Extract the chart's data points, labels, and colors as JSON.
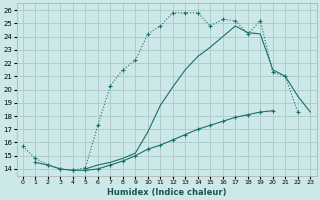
{
  "xlabel": "Humidex (Indice chaleur)",
  "ylabel": "",
  "bg_color": "#cce8e8",
  "grid_color": "#b0cccc",
  "line_color": "#1a7068",
  "xlim": [
    -0.5,
    23.5
  ],
  "ylim": [
    13.5,
    26.5
  ],
  "xticks": [
    0,
    1,
    2,
    3,
    4,
    5,
    6,
    7,
    8,
    9,
    10,
    11,
    12,
    13,
    14,
    15,
    16,
    17,
    18,
    19,
    20,
    21,
    22,
    23
  ],
  "yticks": [
    14,
    15,
    16,
    17,
    18,
    19,
    20,
    21,
    22,
    23,
    24,
    25,
    26
  ],
  "line1_x": [
    0,
    1,
    2,
    3,
    4,
    5,
    6,
    7,
    8,
    9,
    10,
    11,
    12,
    13,
    14,
    15,
    16,
    17,
    18,
    19,
    20,
    21,
    22,
    23
  ],
  "line1_y": [
    15.7,
    14.8,
    14.3,
    14.0,
    13.9,
    14.1,
    17.3,
    20.3,
    21.5,
    22.2,
    24.2,
    24.8,
    25.8,
    25.8,
    25.8,
    24.8,
    25.3,
    25.2,
    24.2,
    25.2,
    21.3,
    21.0,
    18.3,
    null
  ],
  "line2_x": [
    0,
    1,
    2,
    3,
    4,
    5,
    6,
    7,
    8,
    9,
    10,
    11,
    12,
    13,
    14,
    15,
    16,
    17,
    18,
    19,
    20,
    21,
    22,
    23
  ],
  "line2_y": [
    null,
    null,
    null,
    null,
    null,
    14.0,
    14.3,
    14.5,
    14.8,
    15.2,
    16.8,
    18.8,
    20.2,
    21.5,
    22.5,
    23.2,
    24.0,
    24.8,
    24.3,
    24.2,
    21.5,
    21.0,
    19.5,
    18.3
  ],
  "line3_x": [
    0,
    1,
    2,
    3,
    4,
    5,
    6,
    7,
    8,
    9,
    10,
    11,
    12,
    13,
    14,
    15,
    16,
    17,
    18,
    19,
    20,
    21,
    22,
    23
  ],
  "line3_y": [
    null,
    14.5,
    14.3,
    14.0,
    13.9,
    13.9,
    14.0,
    14.3,
    14.6,
    15.0,
    15.5,
    15.8,
    16.2,
    16.6,
    17.0,
    17.3,
    17.6,
    17.9,
    18.1,
    18.3,
    18.4,
    null,
    null,
    null
  ]
}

^^^^^^^^

TASK DESCRIPTION = Leave out the pictures and print each record exactly as it stands.

REPLY TO THE TASK =
Extract the chart's data points, labels, and colors as JSON.
{
  "xlabel": "Humidex (Indice chaleur)",
  "ylabel": "",
  "bg_color": "#cce8e8",
  "grid_color": "#b0cccc",
  "line_color": "#1a7068",
  "xlim": [
    -0.5,
    23.5
  ],
  "ylim": [
    13.5,
    26.5
  ],
  "xticks": [
    0,
    1,
    2,
    3,
    4,
    5,
    6,
    7,
    8,
    9,
    10,
    11,
    12,
    13,
    14,
    15,
    16,
    17,
    18,
    19,
    20,
    21,
    22,
    23
  ],
  "yticks": [
    14,
    15,
    16,
    17,
    18,
    19,
    20,
    21,
    22,
    23,
    24,
    25,
    26
  ],
  "line1_x": [
    0,
    1,
    2,
    3,
    4,
    5,
    6,
    7,
    8,
    9,
    10,
    11,
    12,
    13,
    14,
    15,
    16,
    17,
    18,
    19,
    20,
    21,
    22,
    23
  ],
  "line1_y": [
    15.7,
    14.8,
    14.3,
    14.0,
    13.9,
    14.1,
    17.3,
    20.3,
    21.5,
    22.2,
    24.2,
    24.8,
    25.8,
    25.8,
    25.8,
    24.8,
    25.3,
    25.2,
    24.2,
    25.2,
    21.3,
    21.0,
    18.3,
    null
  ],
  "line2_x": [
    0,
    1,
    2,
    3,
    4,
    5,
    6,
    7,
    8,
    9,
    10,
    11,
    12,
    13,
    14,
    15,
    16,
    17,
    18,
    19,
    20,
    21,
    22,
    23
  ],
  "line2_y": [
    null,
    null,
    null,
    null,
    null,
    14.0,
    14.3,
    14.5,
    14.8,
    15.2,
    16.8,
    18.8,
    20.2,
    21.5,
    22.5,
    23.2,
    24.0,
    24.8,
    24.3,
    24.2,
    21.5,
    21.0,
    19.5,
    18.3
  ],
  "line3_x": [
    0,
    1,
    2,
    3,
    4,
    5,
    6,
    7,
    8,
    9,
    10,
    11,
    12,
    13,
    14,
    15,
    16,
    17,
    18,
    19,
    20,
    21,
    22,
    23
  ],
  "line3_y": [
    null,
    14.5,
    14.3,
    14.0,
    13.9,
    13.9,
    14.0,
    14.3,
    14.6,
    15.0,
    15.5,
    15.8,
    16.2,
    16.6,
    17.0,
    17.3,
    17.6,
    17.9,
    18.1,
    18.3,
    18.4,
    null,
    null,
    null
  ]
}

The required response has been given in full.